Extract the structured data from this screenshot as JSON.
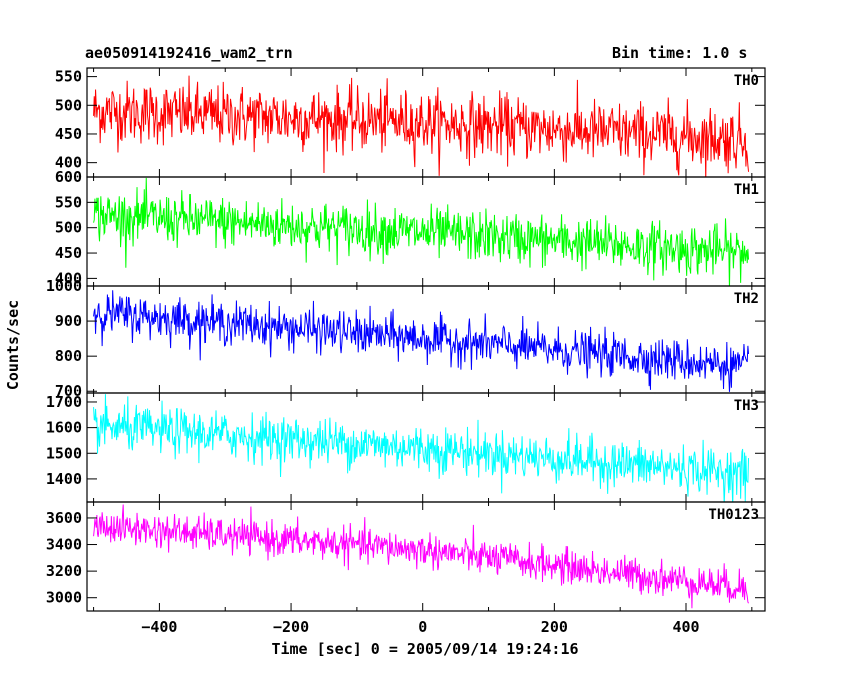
{
  "header": {
    "title": "ae050914192416_wam2_trn",
    "bin_time": "Bin time: 1.0 s"
  },
  "chart_data": {
    "type": "line",
    "title": "ae050914192416_wam2_trn",
    "subtitle": "Bin time: 1.0 s",
    "xlabel": "Time [sec] 0 = 2005/09/14 19:24:16",
    "ylabel": "Counts/sec",
    "xlim": [
      -510,
      520
    ],
    "xticks": [
      -400,
      -200,
      0,
      200,
      400
    ],
    "xticklabels": [
      "−400",
      "−200",
      "0",
      "200",
      "400"
    ],
    "x_range": [
      -500,
      495
    ],
    "bin_time": 1.0,
    "grid": false,
    "panels": [
      {
        "name": "TH0",
        "color": "#ff0000",
        "ylim": [
          375,
          565
        ],
        "yticks": [
          400,
          450,
          500,
          550
        ],
        "trend": {
          "x": [
            -500,
            0,
            495
          ],
          "y": [
            490,
            470,
            440
          ]
        },
        "noise_sd": 27
      },
      {
        "name": "TH1",
        "color": "#00ff00",
        "ylim": [
          385,
          600
        ],
        "yticks": [
          400,
          450,
          500,
          550,
          600
        ],
        "trend": {
          "x": [
            -500,
            0,
            495
          ],
          "y": [
            525,
            490,
            450
          ]
        },
        "noise_sd": 25
      },
      {
        "name": "TH2",
        "color": "#0000ff",
        "ylim": [
          695,
          1000
        ],
        "yticks": [
          700,
          800,
          900,
          1000
        ],
        "trend": {
          "x": [
            -500,
            0,
            495
          ],
          "y": [
            925,
            850,
            770
          ]
        },
        "noise_sd": 30
      },
      {
        "name": "TH3",
        "color": "#00ffff",
        "ylim": [
          1310,
          1735
        ],
        "yticks": [
          1400,
          1500,
          1600,
          1700
        ],
        "trend": {
          "x": [
            -500,
            0,
            495
          ],
          "y": [
            1605,
            1520,
            1420
          ]
        },
        "noise_sd": 45
      },
      {
        "name": "TH0123",
        "color": "#ff00ff",
        "ylim": [
          2900,
          3720
        ],
        "yticks": [
          3000,
          3200,
          3400,
          3600
        ],
        "trend": {
          "x": [
            -500,
            0,
            495
          ],
          "y": [
            3540,
            3360,
            3070
          ]
        },
        "noise_sd": 65
      }
    ]
  }
}
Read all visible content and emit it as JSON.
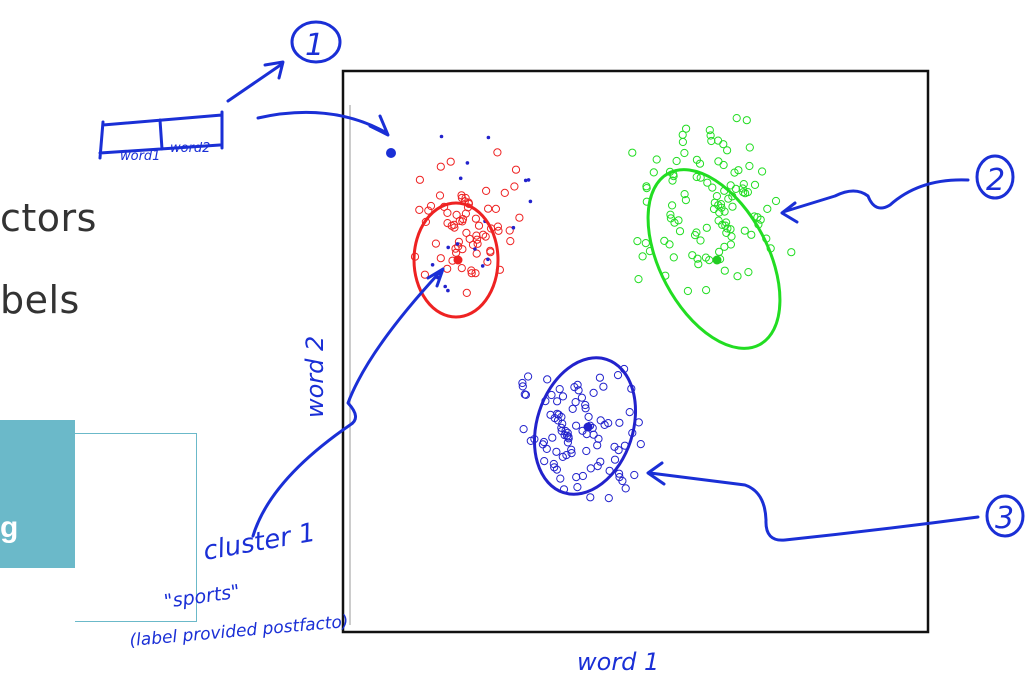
{
  "slide": {
    "line1": "ctors",
    "line2": "bels",
    "box_label": "g"
  },
  "annotations": {
    "vector_cell1": "word1",
    "vector_cell2": "word2",
    "n1": "1",
    "n2": "2",
    "n3": "3",
    "cluster_label": "cluster 1",
    "sports_label": "\"sports\"",
    "postfacto_label": "(label provided postfacto)",
    "xlabel": "word 1",
    "ylabel": "word 2"
  },
  "colors": {
    "ink": "#1a2fd6",
    "red": "#ee2222",
    "green": "#22dd22",
    "blue": "#2222cc",
    "teal": "#6bb9c9"
  },
  "chart_data": {
    "type": "scatter",
    "xlabel": "word 1",
    "ylabel": "word 2",
    "clusters": [
      {
        "color": "red",
        "center": [
          0.22,
          0.73
        ],
        "spread": [
          0.08,
          0.09
        ],
        "count": 70,
        "ellipse": [
          0.07,
          0.11,
          0
        ]
      },
      {
        "color": "green",
        "center": [
          0.63,
          0.76
        ],
        "spread": [
          0.1,
          0.12
        ],
        "count": 110,
        "ellipse": [
          0.09,
          0.17,
          -28
        ]
      },
      {
        "color": "blue",
        "center": [
          0.4,
          0.37
        ],
        "spread": [
          0.08,
          0.11
        ],
        "count": 95,
        "ellipse": [
          0.07,
          0.12,
          18
        ]
      }
    ],
    "unlabeled_points": 18
  }
}
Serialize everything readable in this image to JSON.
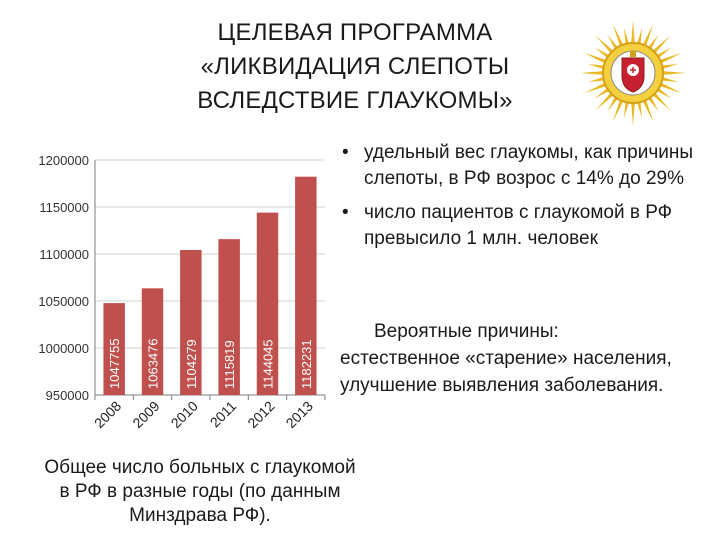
{
  "slide": {
    "title_lines": [
      "ЦЕЛЕВАЯ ПРОГРАММА",
      "«ЛИКВИДАЦИЯ СЛЕПОТЫ",
      "ВСЛЕДСТВИЕ ГЛАУКОМЫ»"
    ],
    "caption_lines": [
      "Общее число больных с глаукомой",
      "в РФ в разные годы (по данным",
      "Минздрава РФ)."
    ],
    "bullets": [
      "удельный вес глаукомы, как причины слепоты, в РФ возрос с 14% до 29%",
      "число пациентов с глаукомой в РФ превысило  1 млн. человек"
    ],
    "causes_head": "Вероятные причины:",
    "causes_body": "естественное «старение» населения, улучшение выявления заболевания."
  },
  "colors": {
    "bar": "#c0504d",
    "axis": "#7f7f7f",
    "grid": "#a6a6a6",
    "emblem_gold": "#e8b923",
    "emblem_red": "#c8202e"
  },
  "chart_data": {
    "type": "bar",
    "categories": [
      "2008",
      "2009",
      "2010",
      "2011",
      "2012",
      "2013"
    ],
    "values": [
      1047755,
      1063476,
      1104279,
      1115819,
      1144045,
      1182231
    ],
    "yticks": [
      "1200000",
      "1150000",
      "1100000",
      "1050000",
      "1000000",
      "950000"
    ],
    "ylim": [
      950000,
      1200000
    ],
    "grid": true,
    "data_labels": "inside-bar-rotated",
    "x_labels_rotated": true
  }
}
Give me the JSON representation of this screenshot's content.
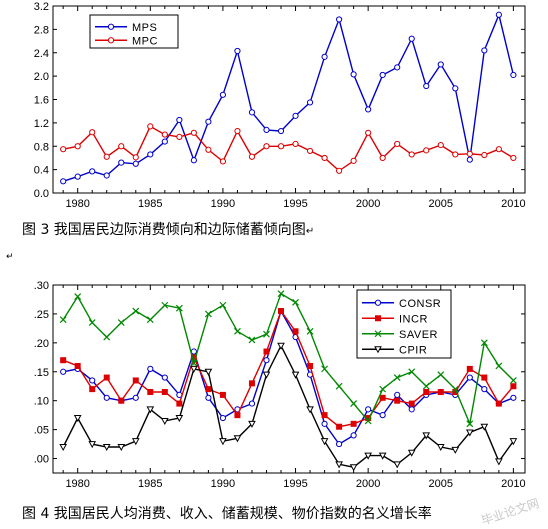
{
  "chart_data": [
    {
      "type": "line",
      "x": [
        1979,
        1980,
        1981,
        1982,
        1983,
        1984,
        1985,
        1986,
        1987,
        1988,
        1989,
        1990,
        1991,
        1992,
        1993,
        1994,
        1995,
        1996,
        1997,
        1998,
        1999,
        2000,
        2001,
        2002,
        2003,
        2004,
        2005,
        2006,
        2007,
        2008,
        2009,
        2010
      ],
      "series": [
        {
          "name": "MPS",
          "color": "#0000cc",
          "marker": "circle",
          "values": [
            0.2,
            0.28,
            0.37,
            0.3,
            0.52,
            0.5,
            0.66,
            0.88,
            1.25,
            0.56,
            1.22,
            1.68,
            2.43,
            1.38,
            1.08,
            1.06,
            1.32,
            1.55,
            2.33,
            2.97,
            2.03,
            1.43,
            2.02,
            2.15,
            2.64,
            1.83,
            2.2,
            1.79,
            0.57,
            2.44,
            3.05,
            2.02
          ]
        },
        {
          "name": "MPC",
          "color": "#dd0000",
          "marker": "circle",
          "values": [
            0.75,
            0.8,
            1.04,
            0.62,
            0.8,
            0.61,
            1.14,
            1.0,
            0.96,
            1.03,
            0.74,
            0.54,
            1.06,
            0.62,
            0.8,
            0.8,
            0.84,
            0.72,
            0.6,
            0.38,
            0.55,
            1.03,
            0.6,
            0.84,
            0.66,
            0.73,
            0.82,
            0.66,
            0.67,
            0.65,
            0.75,
            0.6
          ]
        }
      ],
      "yticks": [
        0.0,
        0.4,
        0.8,
        1.2,
        1.6,
        2.0,
        2.4,
        2.8,
        3.2
      ],
      "ytick_labels": [
        "0.0",
        "0.4",
        "0.8",
        "1.2",
        "1.6",
        "2.0",
        "2.4",
        "2.8",
        "3.2"
      ],
      "xticks": [
        1980,
        1985,
        1990,
        1995,
        2000,
        2005,
        2010
      ],
      "ylim": [
        0,
        3.2
      ],
      "xlim": [
        1978.3,
        2010.8
      ],
      "legend_position": "top-left",
      "grid": false,
      "title": "",
      "xlabel": "",
      "ylabel": ""
    },
    {
      "type": "line",
      "x": [
        1979,
        1980,
        1981,
        1982,
        1983,
        1984,
        1985,
        1986,
        1987,
        1988,
        1989,
        1990,
        1991,
        1992,
        1993,
        1994,
        1995,
        1996,
        1997,
        1998,
        1999,
        2000,
        2001,
        2002,
        2003,
        2004,
        2005,
        2006,
        2007,
        2008,
        2009,
        2010
      ],
      "series": [
        {
          "name": "CONSR",
          "color": "#0000cc",
          "marker": "circle",
          "values": [
            0.15,
            0.155,
            0.135,
            0.105,
            0.1,
            0.105,
            0.155,
            0.14,
            0.11,
            0.185,
            0.105,
            0.07,
            0.085,
            0.095,
            0.17,
            0.255,
            0.21,
            0.145,
            0.06,
            0.025,
            0.04,
            0.085,
            0.075,
            0.11,
            0.085,
            0.11,
            0.115,
            0.11,
            0.14,
            0.12,
            0.095,
            0.105
          ]
        },
        {
          "name": "INCR",
          "color": "#dd0000",
          "marker": "square",
          "values": [
            0.17,
            0.16,
            0.12,
            0.14,
            0.1,
            0.135,
            0.115,
            0.115,
            0.095,
            0.175,
            0.12,
            0.11,
            0.075,
            0.13,
            0.185,
            0.255,
            0.22,
            0.16,
            0.075,
            0.055,
            0.06,
            0.07,
            0.105,
            0.1,
            0.095,
            0.115,
            0.115,
            0.115,
            0.155,
            0.14,
            0.095,
            0.125
          ]
        },
        {
          "name": "SAVER",
          "color": "#008800",
          "marker": "x",
          "values": [
            0.24,
            0.28,
            0.235,
            0.21,
            0.235,
            0.255,
            0.24,
            0.265,
            0.26,
            0.165,
            0.25,
            0.265,
            0.22,
            0.205,
            0.215,
            0.285,
            0.27,
            0.22,
            0.155,
            0.125,
            0.095,
            0.065,
            0.12,
            0.14,
            0.15,
            0.125,
            0.145,
            0.12,
            0.06,
            0.2,
            0.16,
            0.135
          ]
        },
        {
          "name": "CPIR",
          "color": "#000000",
          "marker": "triangle-down",
          "values": [
            0.02,
            0.07,
            0.025,
            0.02,
            0.02,
            0.03,
            0.085,
            0.065,
            0.07,
            0.155,
            0.15,
            0.03,
            0.035,
            0.06,
            0.145,
            0.195,
            0.145,
            0.085,
            0.03,
            -0.01,
            -0.015,
            0.005,
            0.005,
            -0.01,
            0.01,
            0.04,
            0.02,
            0.015,
            0.045,
            0.055,
            -0.005,
            0.03
          ]
        }
      ],
      "yticks": [
        0.0,
        0.05,
        0.1,
        0.15,
        0.2,
        0.25,
        0.3
      ],
      "ytick_labels": [
        ".00",
        ".05",
        ".10",
        ".15",
        ".20",
        ".25",
        ".30"
      ],
      "xticks": [
        1980,
        1985,
        1990,
        1995,
        2000,
        2005,
        2010
      ],
      "ylim": [
        -0.025,
        0.3
      ],
      "xlim": [
        1978.3,
        2010.8
      ],
      "legend_position": "top-right",
      "grid": false,
      "title": "",
      "xlabel": "",
      "ylabel": ""
    }
  ],
  "captions": {
    "figure3": "图 3 我国居民边际消费倾向和边际储蓄倾向图",
    "figure4": "图 4 我国居民人均消费、收入、储蓄规模、物价指数的名义增长率",
    "edit_mark": "↵",
    "edit_mark2": "↵"
  },
  "watermark": "毕业论文网"
}
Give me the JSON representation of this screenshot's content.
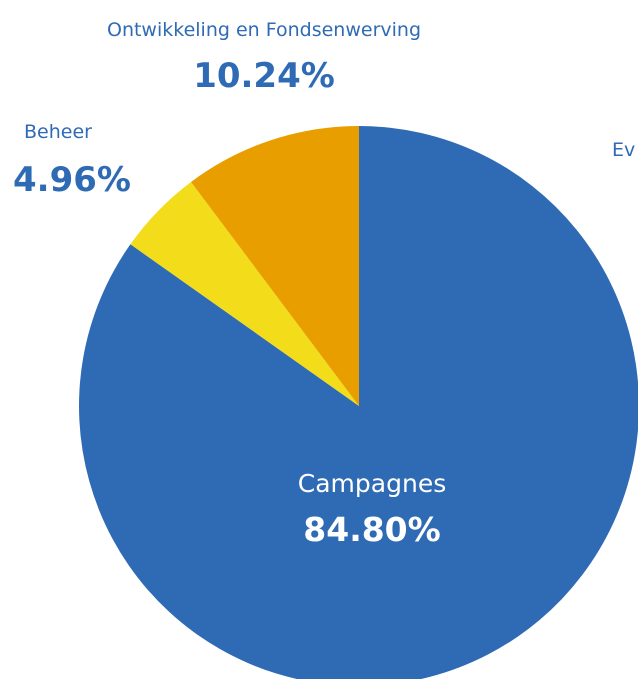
{
  "chart_data": {
    "type": "pie",
    "start_angle_deg": 0,
    "direction": "clockwise",
    "slices": [
      {
        "label": "Campagnes",
        "value": 84.8,
        "display": "84.80%",
        "color": "#2f6bb4",
        "label_position": "inside",
        "text_color": "#ffffff"
      },
      {
        "label": "Beheer",
        "value": 4.96,
        "display": "4.96%",
        "color": "#f3dc1a",
        "label_position": "outside-left",
        "text_color": "#2f6bb4"
      },
      {
        "label": "Ontwikkeling en Fondsenwerving",
        "value": 10.24,
        "display": "10.24%",
        "color": "#e99e00",
        "label_position": "outside-top",
        "text_color": "#2f6bb4"
      }
    ],
    "partial_labels": [
      {
        "text": "Ev",
        "color": "#2f6bb4"
      }
    ]
  }
}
◆ ◆ ◆ ◆ ◆ ◆ ◆
• Exercise objective: Where a line above contains the word "this", copy that line.

• Task solution:
Extract the structured data from this screenshot as JSON.
Serialize everything readable in this image to JSON.
Give me the JSON representation of this screenshot's content.
Give me the JSON representation of this screenshot's content.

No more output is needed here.